◆ PROBLEM TO WORK ON: Will you give every entry again exactly as it stands?
+ + + + + + +
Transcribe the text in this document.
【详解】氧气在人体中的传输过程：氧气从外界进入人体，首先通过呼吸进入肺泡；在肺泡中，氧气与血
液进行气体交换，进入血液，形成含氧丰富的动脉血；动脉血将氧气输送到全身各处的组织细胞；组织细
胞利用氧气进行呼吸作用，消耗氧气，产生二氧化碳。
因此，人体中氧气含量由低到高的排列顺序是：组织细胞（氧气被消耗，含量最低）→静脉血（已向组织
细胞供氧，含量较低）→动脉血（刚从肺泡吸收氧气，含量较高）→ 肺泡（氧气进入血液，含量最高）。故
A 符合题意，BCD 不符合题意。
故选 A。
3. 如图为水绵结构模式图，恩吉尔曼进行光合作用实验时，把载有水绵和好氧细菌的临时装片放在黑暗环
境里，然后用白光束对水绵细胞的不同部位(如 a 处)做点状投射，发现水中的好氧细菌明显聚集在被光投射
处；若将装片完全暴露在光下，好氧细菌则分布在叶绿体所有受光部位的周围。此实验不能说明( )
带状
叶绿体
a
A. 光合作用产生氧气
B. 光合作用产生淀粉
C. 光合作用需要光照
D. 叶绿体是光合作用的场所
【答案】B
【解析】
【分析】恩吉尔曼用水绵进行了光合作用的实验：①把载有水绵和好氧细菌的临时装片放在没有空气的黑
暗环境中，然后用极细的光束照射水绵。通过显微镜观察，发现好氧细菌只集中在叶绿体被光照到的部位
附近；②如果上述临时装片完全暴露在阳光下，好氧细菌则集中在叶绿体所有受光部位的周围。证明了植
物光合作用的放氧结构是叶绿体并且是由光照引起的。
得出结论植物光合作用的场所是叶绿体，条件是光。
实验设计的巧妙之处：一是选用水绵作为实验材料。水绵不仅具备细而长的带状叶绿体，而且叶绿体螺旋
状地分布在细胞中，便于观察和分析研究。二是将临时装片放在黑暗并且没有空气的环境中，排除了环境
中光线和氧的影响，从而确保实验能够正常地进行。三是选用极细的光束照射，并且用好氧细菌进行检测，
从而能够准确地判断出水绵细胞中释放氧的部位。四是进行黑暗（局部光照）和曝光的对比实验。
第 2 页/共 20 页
+ + + + + + +
◆ WORKED ANSWER:
Transcribe the text in this document.
【详解】氧气在人体中的传输过程：氧气从外界进入人体，首先通过呼吸进入肺泡；在肺泡中，氧气与血
液进行气体交换，进入血液，形成含氧丰富的动脉血；动脉血将氧气输送到全身各处的组织细胞；组织细
胞利用氧气进行呼吸作用，消耗氧气，产生二氧化碳。
因此，人体中氧气含量由低到高的排列顺序是：组织细胞（氧气被消耗，含量最低）→静脉血（已向组织
细胞供氧，含量较低）→动脉血（刚从肺泡吸收氧气，含量较高）→ 肺泡（氧气进入血液，含量最高）。故
A 符合题意，BCD 不符合题意。
故选 A。
3. 如图为水绵结构模式图，恩吉尔曼进行光合作用实验时，把载有水绵和好氧细菌的临时装片放在黑暗环
境里，然后用白光束对水绵细胞的不同部位(如 a 处)做点状投射，发现水中的好氧细菌明显聚集在被光投射
处；若将装片完全暴露在光下，好氧细菌则分布在叶绿体所有受光部位的周围。此实验不能说明( )
带状
叶绿体
a
A. 光合作用产生氧气
B. 光合作用产生淀粉
C. 光合作用需要光照
D. 叶绿体是光合作用的场所
【答案】B
【解析】
【分析】恩吉尔曼用水绵进行了光合作用的实验：①把载有水绵和好氧细菌的临时装片放在没有空气的黑
暗环境中，然后用极细的光束照射水绵。通过显微镜观察，发现好氧细菌只集中在叶绿体被光照到的部位
附近；②如果上述临时装片完全暴露在阳光下，好氧细菌则集中在叶绿体所有受光部位的周围。证明了植
物光合作用的放氧结构是叶绿体并且是由光照引起的。
得出结论植物光合作用的场所是叶绿体，条件是光。
实验设计的巧妙之处：一是选用水绵作为实验材料。水绵不仅具备细而长的带状叶绿体，而且叶绿体螺旋
状地分布在细胞中，便于观察和分析研究。二是将临时装片放在黑暗并且没有空气的环境中，排除了环境
中光线和氧的影响，从而确保实验能够正常地进行。三是选用极细的光束照射，并且用好氧细菌进行检测，
从而能够准确地判断出水绵细胞中释放氧的部位。四是进行黑暗（局部光照）和曝光的对比实验。
第 2 页/共 20 页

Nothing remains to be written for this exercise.